Bamsoet: Kelangkaan Minyak Goreng dan Kedelai Jangan Berlarut-larut
Ketua Majelis Permusyawaratan Rakyat Republik Indonesia (MPR RI), Bambang Soesatyo turut memberikan komentar soal kelangkaan minyak goreng.
Penulis: Content Writer
![Bamsoet: Kelangkaan Minyak Goreng dan Kedelai Jangan Berlarut-larut](https://asset-2.tstatic.net/tribunnews/foto/bank/images/bambang-soesatyo-harga-minyak-goreng.jpg)
TRIBUNNEWS.COM, JAKARTA - Kelangkaan minyak goreng dan tingginya harga kedelai memang tengah menjadi keluhan masyarakat di berbagai daerah di Indonesia. Bahkan beberapa tempat, terjadi antrean warga yang akan membeli minyak goreng. Ketua Majelis Permusyawaratan Rakyat Republik Indonesia (MPR RI), Bambang Soesatyo turut memberikan komentar soal masalah ini.
Menurut politikus yang akrab disapa Bamsoet ini, gejolak harga kebutuhan pokok seperti minyak goreng dan kedelai bisa mencoreng kredibilitas pemerintah. Oleh karena itu jangan dibiarkan sampai berlarut-larut.
"Gejolak harga kebutuhan pokok selalu menjadi isu sensitif yang bisa mencoreng kredibilitas pemerintah. Maka, durasi kelangkaan minyak goreng dan tingginya harga kedelai saat ini jangan sampai berlarut-larut. Pemerintah perlu menempuh semua cara yang legal untuk mengatasi masalah ini. Sebab, memasuki pekan kedua Februari 2022 ini, kelangkaan minyak minyak goreng dan tingginya harga kedelai sudah berlangsung lebih dari sebulan," kata Bamsoet.
Lebih lanjut lagi, dia mengatakan akar masalah dan penyebab kelangkaan serta mahalnya harga minyak goreng sudah diketahui, karena sudah diperkirakan sejak tahun lalu. Dia menyatakan naiknya harga CPO di pasar global menjadi salah satu penyebab, namun karena tidak adanya langkah atau kebijakan antisipatif, kelangkaan dan naiknya harga minyak goreng harus ditanggung masyarakat sebagai konsumen.
"Sedangkan lonjakan harga kedelai terjadi karena berkurangnya pasokan ke pasar dalam negeri. Pasokan kedelai berkurang karena volume produksi di negara produsen menurun. Dalam kasus kedelai, ketergantungan Indonesia akan produk impor memang tak terhindarkan. Kecenderungan ini terjadi karena produksi dalam negeri terus menurun dan tak bisa memenuhi permintaan masyarakat. Awal Februari 2022, harga kedelai di pasar global berkisar Rp11.240 per kilogram," jelasnya.

-- DESKRIPSI LATIHAN --
Menurut berita tentang kelangkaan minyak goreng, mengapa pasokan kedelai berkurang? Baris-baris data setelah ini berasal dari sumber yang berbeda.

-- DATA YANG DIBERIKAN --
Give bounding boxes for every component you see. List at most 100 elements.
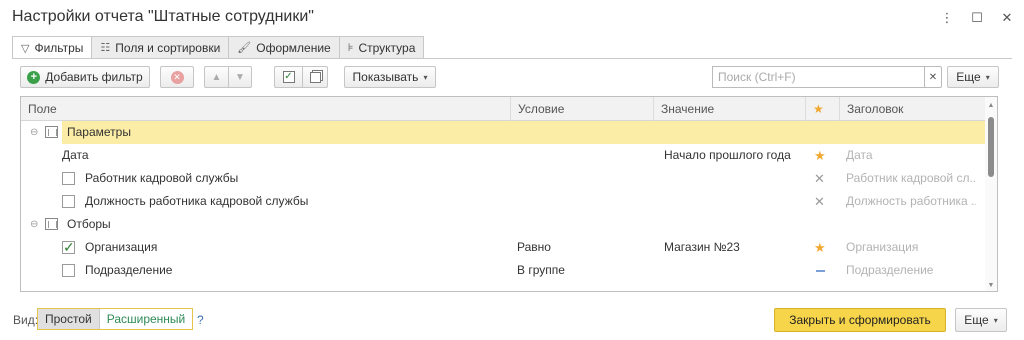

-- JAWABAN --
Pasokan kedelai berkurang karena volume produksi di negara produsen menurun.